### [What the exercise asks]
Retype every entry in its entirety, without alteration.

┌─ Material

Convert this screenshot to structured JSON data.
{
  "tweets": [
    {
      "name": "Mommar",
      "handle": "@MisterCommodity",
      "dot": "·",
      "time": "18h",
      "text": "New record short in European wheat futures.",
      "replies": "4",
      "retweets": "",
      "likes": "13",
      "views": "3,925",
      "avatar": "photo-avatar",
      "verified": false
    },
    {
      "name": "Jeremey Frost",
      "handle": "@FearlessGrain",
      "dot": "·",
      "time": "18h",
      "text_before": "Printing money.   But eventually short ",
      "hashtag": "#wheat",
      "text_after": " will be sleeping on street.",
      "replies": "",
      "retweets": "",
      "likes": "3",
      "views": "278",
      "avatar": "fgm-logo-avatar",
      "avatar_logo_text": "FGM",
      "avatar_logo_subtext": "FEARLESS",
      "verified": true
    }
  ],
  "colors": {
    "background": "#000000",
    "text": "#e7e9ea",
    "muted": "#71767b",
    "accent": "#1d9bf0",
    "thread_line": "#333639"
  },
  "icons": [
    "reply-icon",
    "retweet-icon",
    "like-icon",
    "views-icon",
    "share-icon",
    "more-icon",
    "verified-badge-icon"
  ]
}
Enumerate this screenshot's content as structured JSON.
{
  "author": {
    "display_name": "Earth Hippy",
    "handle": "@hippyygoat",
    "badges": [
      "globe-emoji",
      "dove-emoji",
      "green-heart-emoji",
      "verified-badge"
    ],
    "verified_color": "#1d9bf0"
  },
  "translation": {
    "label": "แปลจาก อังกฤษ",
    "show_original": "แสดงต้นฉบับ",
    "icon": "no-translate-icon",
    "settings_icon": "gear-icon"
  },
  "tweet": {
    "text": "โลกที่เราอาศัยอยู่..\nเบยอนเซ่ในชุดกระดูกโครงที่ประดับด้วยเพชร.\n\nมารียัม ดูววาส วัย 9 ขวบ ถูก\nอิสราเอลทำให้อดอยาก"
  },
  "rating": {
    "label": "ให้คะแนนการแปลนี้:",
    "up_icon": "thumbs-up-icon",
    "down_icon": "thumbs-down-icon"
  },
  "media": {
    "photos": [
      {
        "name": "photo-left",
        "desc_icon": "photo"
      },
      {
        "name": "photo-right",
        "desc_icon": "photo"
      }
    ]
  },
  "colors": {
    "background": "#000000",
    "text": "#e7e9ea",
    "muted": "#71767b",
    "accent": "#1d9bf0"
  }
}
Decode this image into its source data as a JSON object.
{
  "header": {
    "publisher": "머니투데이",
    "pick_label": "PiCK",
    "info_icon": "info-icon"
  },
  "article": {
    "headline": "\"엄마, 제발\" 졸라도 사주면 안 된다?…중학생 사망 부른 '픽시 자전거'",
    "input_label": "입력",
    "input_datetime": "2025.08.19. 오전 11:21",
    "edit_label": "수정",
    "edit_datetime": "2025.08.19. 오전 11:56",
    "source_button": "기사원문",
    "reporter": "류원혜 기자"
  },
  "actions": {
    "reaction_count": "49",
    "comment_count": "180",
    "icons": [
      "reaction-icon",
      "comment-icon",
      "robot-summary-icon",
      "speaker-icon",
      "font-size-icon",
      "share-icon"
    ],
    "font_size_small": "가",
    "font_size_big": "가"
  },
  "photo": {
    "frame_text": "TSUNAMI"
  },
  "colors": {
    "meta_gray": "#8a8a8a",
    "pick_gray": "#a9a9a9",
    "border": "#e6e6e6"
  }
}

└─

### [Solution for this exercise]
Convert this screenshot to structured JSON data.
{
  "tweets": [
    {
      "name": "Mommar",
      "handle": "@MisterCommodity",
      "dot": "·",
      "time": "18h",
      "text": "New record short in European wheat futures.",
      "replies": "4",
      "retweets": "",
      "likes": "13",
      "views": "3,925",
      "avatar": "photo-avatar",
      "verified": false
    },
    {
      "name": "Jeremey Frost",
      "handle": "@FearlessGrain",
      "dot": "·",
      "time": "18h",
      "text_before": "Printing money.   But eventually short ",
      "hashtag": "#wheat",
      "text_after": " will be sleeping on street.",
      "replies": "",
      "retweets": "",
      "likes": "3",
      "views": "278",
      "avatar": "fgm-logo-avatar",
      "avatar_logo_text": "FGM",
      "avatar_logo_subtext": "FEARLESS",
      "verified": true
    }
  ],
  "colors": {
    "background": "#000000",
    "text": "#e7e9ea",
    "muted": "#71767b",
    "accent": "#1d9bf0",
    "thread_line": "#333639"
  },
  "icons": [
    "reply-icon",
    "retweet-icon",
    "like-icon",
    "views-icon",
    "share-icon",
    "more-icon",
    "verified-badge-icon"
  ]
}
Enumerate this screenshot's content as structured JSON.
{
  "author": {
    "display_name": "Earth Hippy",
    "handle": "@hippyygoat",
    "badges": [
      "globe-emoji",
      "dove-emoji",
      "green-heart-emoji",
      "verified-badge"
    ],
    "verified_color": "#1d9bf0"
  },
  "translation": {
    "label": "แปลจาก อังกฤษ",
    "show_original": "แสดงต้นฉบับ",
    "icon": "no-translate-icon",
    "settings_icon": "gear-icon"
  },
  "tweet": {
    "text": "โลกที่เราอาศัยอยู่..\nเบยอนเซ่ในชุดกระดูกโครงที่ประดับด้วยเพชร.\n\nมารียัม ดูววาส วัย 9 ขวบ ถูก\nอิสราเอลทำให้อดอยาก"
  },
  "rating": {
    "label": "ให้คะแนนการแปลนี้:",
    "up_icon": "thumbs-up-icon",
    "down_icon": "thumbs-down-icon"
  },
  "media": {
    "photos": [
      {
        "name": "photo-left",
        "desc_icon": "photo"
      },
      {
        "name": "photo-right",
        "desc_icon": "photo"
      }
    ]
  },
  "colors": {
    "background": "#000000",
    "text": "#e7e9ea",
    "muted": "#71767b",
    "accent": "#1d9bf0"
  }
}
Decode this image into its source data as a JSON object.
{
  "header": {
    "publisher": "머니투데이",
    "pick_label": "PiCK",
    "info_icon": "info-icon"
  },
  "article": {
    "headline": "\"엄마, 제발\" 졸라도 사주면 안 된다?…중학생 사망 부른 '픽시 자전거'",
    "input_label": "입력",
    "input_datetime": "2025.08.19. 오전 11:21",
    "edit_label": "수정",
    "edit_datetime": "2025.08.19. 오전 11:56",
    "source_button": "기사원문",
    "reporter": "류원혜 기자"
  },
  "actions": {
    "reaction_count": "49",
    "comment_count": "180",
    "icons": [
      "reaction-icon",
      "comment-icon",
      "robot-summary-icon",
      "speaker-icon",
      "font-size-icon",
      "share-icon"
    ],
    "font_size_small": "가",
    "font_size_big": "가"
  },
  "photo": {
    "frame_text": "TSUNAMI"
  },
  "colors": {
    "meta_gray": "#8a8a8a",
    "pick_gray": "#a9a9a9",
    "border": "#e6e6e6"
  }
}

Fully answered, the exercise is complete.